[Stored items from a collection]
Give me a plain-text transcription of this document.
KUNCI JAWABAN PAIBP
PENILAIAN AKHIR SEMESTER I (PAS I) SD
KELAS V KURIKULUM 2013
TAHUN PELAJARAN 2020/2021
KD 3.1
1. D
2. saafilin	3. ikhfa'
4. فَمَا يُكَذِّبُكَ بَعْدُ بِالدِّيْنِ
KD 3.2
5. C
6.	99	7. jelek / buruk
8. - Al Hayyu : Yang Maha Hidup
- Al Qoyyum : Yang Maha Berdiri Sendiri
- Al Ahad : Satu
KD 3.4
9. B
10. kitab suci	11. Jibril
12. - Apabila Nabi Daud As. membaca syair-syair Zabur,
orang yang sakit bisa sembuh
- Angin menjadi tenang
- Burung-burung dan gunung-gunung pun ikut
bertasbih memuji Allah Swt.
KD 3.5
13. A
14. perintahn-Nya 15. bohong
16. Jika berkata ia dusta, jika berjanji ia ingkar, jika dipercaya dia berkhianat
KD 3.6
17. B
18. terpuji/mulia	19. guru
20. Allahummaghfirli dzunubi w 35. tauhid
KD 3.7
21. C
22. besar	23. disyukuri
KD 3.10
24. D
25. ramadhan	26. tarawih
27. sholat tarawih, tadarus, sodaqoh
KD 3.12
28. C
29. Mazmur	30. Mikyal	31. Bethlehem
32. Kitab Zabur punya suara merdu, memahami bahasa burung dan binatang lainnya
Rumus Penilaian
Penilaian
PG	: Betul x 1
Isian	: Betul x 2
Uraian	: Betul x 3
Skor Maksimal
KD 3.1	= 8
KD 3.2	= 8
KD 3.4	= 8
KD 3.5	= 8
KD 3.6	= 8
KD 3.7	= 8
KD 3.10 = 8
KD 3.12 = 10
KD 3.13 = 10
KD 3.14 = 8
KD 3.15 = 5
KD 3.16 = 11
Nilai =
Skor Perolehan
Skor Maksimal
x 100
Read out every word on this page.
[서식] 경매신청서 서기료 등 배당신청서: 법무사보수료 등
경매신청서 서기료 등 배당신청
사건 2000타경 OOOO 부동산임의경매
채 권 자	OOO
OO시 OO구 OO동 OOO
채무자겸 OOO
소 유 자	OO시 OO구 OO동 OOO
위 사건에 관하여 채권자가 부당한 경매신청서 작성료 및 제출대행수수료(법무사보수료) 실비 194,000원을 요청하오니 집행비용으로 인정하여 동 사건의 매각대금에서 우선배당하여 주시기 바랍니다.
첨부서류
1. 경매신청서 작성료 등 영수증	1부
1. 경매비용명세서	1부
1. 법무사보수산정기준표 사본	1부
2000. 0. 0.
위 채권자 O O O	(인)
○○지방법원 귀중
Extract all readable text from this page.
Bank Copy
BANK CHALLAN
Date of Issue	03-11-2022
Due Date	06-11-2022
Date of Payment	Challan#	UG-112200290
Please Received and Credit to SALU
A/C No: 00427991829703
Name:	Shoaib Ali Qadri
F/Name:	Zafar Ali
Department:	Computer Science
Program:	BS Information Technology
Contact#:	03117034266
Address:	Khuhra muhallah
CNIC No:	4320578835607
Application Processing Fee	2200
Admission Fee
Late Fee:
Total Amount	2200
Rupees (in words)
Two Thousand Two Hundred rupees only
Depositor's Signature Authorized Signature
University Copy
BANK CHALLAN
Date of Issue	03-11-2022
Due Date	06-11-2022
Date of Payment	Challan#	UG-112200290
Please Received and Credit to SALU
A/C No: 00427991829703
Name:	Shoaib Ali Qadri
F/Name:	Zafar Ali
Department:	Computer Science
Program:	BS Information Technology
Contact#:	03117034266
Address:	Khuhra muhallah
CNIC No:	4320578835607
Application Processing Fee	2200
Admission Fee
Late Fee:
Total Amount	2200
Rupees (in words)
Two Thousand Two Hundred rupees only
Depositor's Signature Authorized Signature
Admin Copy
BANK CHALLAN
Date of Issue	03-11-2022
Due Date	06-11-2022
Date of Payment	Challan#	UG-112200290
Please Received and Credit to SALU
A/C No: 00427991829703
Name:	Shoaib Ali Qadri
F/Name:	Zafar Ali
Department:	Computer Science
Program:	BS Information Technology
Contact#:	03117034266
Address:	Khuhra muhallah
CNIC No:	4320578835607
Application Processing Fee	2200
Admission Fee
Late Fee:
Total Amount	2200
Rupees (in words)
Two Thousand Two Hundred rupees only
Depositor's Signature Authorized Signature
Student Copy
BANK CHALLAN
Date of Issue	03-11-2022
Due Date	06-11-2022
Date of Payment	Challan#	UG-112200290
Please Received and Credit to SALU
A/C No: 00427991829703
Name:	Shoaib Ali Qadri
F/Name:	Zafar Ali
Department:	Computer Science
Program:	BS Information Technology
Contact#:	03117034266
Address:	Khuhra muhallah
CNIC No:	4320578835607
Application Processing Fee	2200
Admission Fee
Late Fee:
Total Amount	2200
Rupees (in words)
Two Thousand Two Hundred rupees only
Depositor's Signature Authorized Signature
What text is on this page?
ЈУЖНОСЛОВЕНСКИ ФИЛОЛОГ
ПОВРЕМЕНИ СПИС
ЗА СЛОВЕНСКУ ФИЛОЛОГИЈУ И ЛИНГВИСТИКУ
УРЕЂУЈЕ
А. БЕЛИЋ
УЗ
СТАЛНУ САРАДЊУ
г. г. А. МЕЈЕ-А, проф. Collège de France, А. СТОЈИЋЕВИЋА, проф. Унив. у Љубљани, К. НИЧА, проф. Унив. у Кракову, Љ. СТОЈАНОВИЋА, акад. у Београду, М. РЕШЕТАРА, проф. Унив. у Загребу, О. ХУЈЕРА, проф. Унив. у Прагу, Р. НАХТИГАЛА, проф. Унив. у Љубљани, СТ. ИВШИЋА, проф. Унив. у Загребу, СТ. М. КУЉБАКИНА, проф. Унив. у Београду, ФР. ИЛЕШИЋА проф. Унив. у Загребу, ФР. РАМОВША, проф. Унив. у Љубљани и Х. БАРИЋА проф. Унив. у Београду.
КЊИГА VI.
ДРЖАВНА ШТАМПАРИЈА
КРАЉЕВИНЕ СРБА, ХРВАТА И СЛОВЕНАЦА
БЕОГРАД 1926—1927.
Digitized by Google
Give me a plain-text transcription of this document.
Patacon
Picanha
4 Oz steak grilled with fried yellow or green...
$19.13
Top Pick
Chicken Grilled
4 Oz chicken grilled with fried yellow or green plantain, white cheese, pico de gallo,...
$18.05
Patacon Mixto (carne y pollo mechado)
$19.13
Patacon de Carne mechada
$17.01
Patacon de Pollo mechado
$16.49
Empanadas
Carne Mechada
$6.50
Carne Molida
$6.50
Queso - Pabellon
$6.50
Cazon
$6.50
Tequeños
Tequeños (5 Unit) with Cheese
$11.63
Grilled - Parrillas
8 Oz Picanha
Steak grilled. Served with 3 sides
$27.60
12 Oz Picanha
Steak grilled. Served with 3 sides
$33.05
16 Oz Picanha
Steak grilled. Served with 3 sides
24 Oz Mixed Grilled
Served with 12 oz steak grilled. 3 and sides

- _EXERCISE AIM_: Copy all data exactly, start to finish.

- _OUTPUT OF THE EXERCISE_:
Give me a plain-text transcription of this document.
KUNCI JAWABAN PAIBP
PENILAIAN AKHIR SEMESTER I (PAS I) SD
KELAS V KURIKULUM 2013
TAHUN PELAJARAN 2020/2021
KD 3.1
1. D
2. saafilin	3. ikhfa'
4. فَمَا يُكَذِّبُكَ بَعْدُ بِالدِّيْنِ
KD 3.2
5. C
6.	99	7. jelek / buruk
8. - Al Hayyu : Yang Maha Hidup
- Al Qoyyum : Yang Maha Berdiri Sendiri
- Al Ahad : Satu
KD 3.4
9. B
10. kitab suci	11. Jibril
12. - Apabila Nabi Daud As. membaca syair-syair Zabur,
orang yang sakit bisa sembuh
- Angin menjadi tenang
- Burung-burung dan gunung-gunung pun ikut
bertasbih memuji Allah Swt.
KD 3.5
13. A
14. perintahn-Nya 15. bohong
16. Jika berkata ia dusta, jika berjanji ia ingkar, jika dipercaya dia berkhianat
KD 3.6
17. B
18. terpuji/mulia	19. guru
20. Allahummaghfirli dzunubi w 35. tauhid
KD 3.7
21. C
22. besar	23. disyukuri
KD 3.10
24. D
25. ramadhan	26. tarawih
27. sholat tarawih, tadarus, sodaqoh
KD 3.12
28. C
29. Mazmur	30. Mikyal	31. Bethlehem
32. Kitab Zabur punya suara merdu, memahami bahasa burung dan binatang lainnya
Rumus Penilaian
Penilaian
PG	: Betul x 1
Isian	: Betul x 2
Uraian	: Betul x 3
Skor Maksimal
KD 3.1	= 8
KD 3.2	= 8
KD 3.4	= 8
KD 3.5	= 8
KD 3.6	= 8
KD 3.7	= 8
KD 3.10 = 8
KD 3.12 = 10
KD 3.13 = 10
KD 3.14 = 8
KD 3.15 = 5
KD 3.16 = 11
Nilai =
Skor Perolehan
Skor Maksimal
x 100
Read out every word on this page.
[서식] 경매신청서 서기료 등 배당신청서: 법무사보수료 등
경매신청서 서기료 등 배당신청
사건 2000타경 OOOO 부동산임의경매
채 권 자	OOO
OO시 OO구 OO동 OOO
채무자겸 OOO
소 유 자	OO시 OO구 OO동 OOO
위 사건에 관하여 채권자가 부당한 경매신청서 작성료 및 제출대행수수료(법무사보수료) 실비 194,000원을 요청하오니 집행비용으로 인정하여 동 사건의 매각대금에서 우선배당하여 주시기 바랍니다.
첨부서류
1. 경매신청서 작성료 등 영수증	1부
1. 경매비용명세서	1부
1. 법무사보수산정기준표 사본	1부
2000. 0. 0.
위 채권자 O O O	(인)
○○지방법원 귀중
Extract all readable text from this page.
Bank Copy
BANK CHALLAN
Date of Issue	03-11-2022
Due Date	06-11-2022
Date of Payment	Challan#	UG-112200290
Please Received and Credit to SALU
A/C No: 00427991829703
Name:	Shoaib Ali Qadri
F/Name:	Zafar Ali
Department:	Computer Science
Program:	BS Information Technology
Contact#:	03117034266
Address:	Khuhra muhallah
CNIC No:	4320578835607
Application Processing Fee	2200
Admission Fee
Late Fee:
Total Amount	2200
Rupees (in words)
Two Thousand Two Hundred rupees only
Depositor's Signature Authorized Signature
University Copy
BANK CHALLAN
Date of Issue	03-11-2022
Due Date	06-11-2022
Date of Payment	Challan#	UG-112200290
Please Received and Credit to SALU
A/C No: 00427991829703
Name:	Shoaib Ali Qadri
F/Name:	Zafar Ali
Department:	Computer Science
Program:	BS Information Technology
Contact#:	03117034266
Address:	Khuhra muhallah
CNIC No:	4320578835607
Application Processing Fee	2200
Admission Fee
Late Fee:
Total Amount	2200
Rupees (in words)
Two Thousand Two Hundred rupees only
Depositor's Signature Authorized Signature
Admin Copy
BANK CHALLAN
Date of Issue	03-11-2022
Due Date	06-11-2022
Date of Payment	Challan#	UG-112200290
Please Received and Credit to SALU
A/C No: 00427991829703
Name:	Shoaib Ali Qadri
F/Name:	Zafar Ali
Department:	Computer Science
Program:	BS Information Technology
Contact#:	03117034266
Address:	Khuhra muhallah
CNIC No:	4320578835607
Application Processing Fee	2200
Admission Fee
Late Fee:
Total Amount	2200
Rupees (in words)
Two Thousand Two Hundred rupees only
Depositor's Signature Authorized Signature
Student Copy
BANK CHALLAN
Date of Issue	03-11-2022
Due Date	06-11-2022
Date of Payment	Challan#	UG-112200290
Please Received and Credit to SALU
A/C No: 00427991829703
Name:	Shoaib Ali Qadri
F/Name:	Zafar Ali
Department:	Computer Science
Program:	BS Information Technology
Contact#:	03117034266
Address:	Khuhra muhallah
CNIC No:	4320578835607
Application Processing Fee	2200
Admission Fee
Late Fee:
Total Amount	2200
Rupees (in words)
Two Thousand Two Hundred rupees only
Depositor's Signature Authorized Signature
What text is on this page?
ЈУЖНОСЛОВЕНСКИ ФИЛОЛОГ
ПОВРЕМЕНИ СПИС
ЗА СЛОВЕНСКУ ФИЛОЛОГИЈУ И ЛИНГВИСТИКУ
УРЕЂУЈЕ
А. БЕЛИЋ
УЗ
СТАЛНУ САРАДЊУ
г. г. А. МЕЈЕ-А, проф. Collège de France, А. СТОЈИЋЕВИЋА, проф. Унив. у Љубљани, К. НИЧА, проф. Унив. у Кракову, Љ. СТОЈАНОВИЋА, акад. у Београду, М. РЕШЕТАРА, проф. Унив. у Загребу, О. ХУЈЕРА, проф. Унив. у Прагу, Р. НАХТИГАЛА, проф. Унив. у Љубљани, СТ. ИВШИЋА, проф. Унив. у Загребу, СТ. М. КУЉБАКИНА, проф. Унив. у Београду, ФР. ИЛЕШИЋА проф. Унив. у Загребу, ФР. РАМОВША, проф. Унив. у Љубљани и Х. БАРИЋА проф. Унив. у Београду.
КЊИГА VI.
ДРЖАВНА ШТАМПАРИЈА
КРАЉЕВИНЕ СРБА, ХРВАТА И СЛОВЕНАЦА
БЕОГРАД 1926—1927.
Digitized by Google
Give me a plain-text transcription of this document.
Patacon
Picanha
4 Oz steak grilled with fried yellow or green...
$19.13
Top Pick
Chicken Grilled
4 Oz chicken grilled with fried yellow or green plantain, white cheese, pico de gallo,...
$18.05
Patacon Mixto (carne y pollo mechado)
$19.13
Patacon de Carne mechada
$17.01
Patacon de Pollo mechado
$16.49
Empanadas
Carne Mechada
$6.50
Carne Molida
$6.50
Queso - Pabellon
$6.50
Cazon
$6.50
Tequeños
Tequeños (5 Unit) with Cheese
$11.63
Grilled - Parrillas
8 Oz Picanha
Steak grilled. Served with 3 sides
$27.60
12 Oz Picanha
Steak grilled. Served with 3 sides
$33.05
16 Oz Picanha
Steak grilled. Served with 3 sides
24 Oz Mixed Grilled
Served with 12 oz steak grilled. 3 and sides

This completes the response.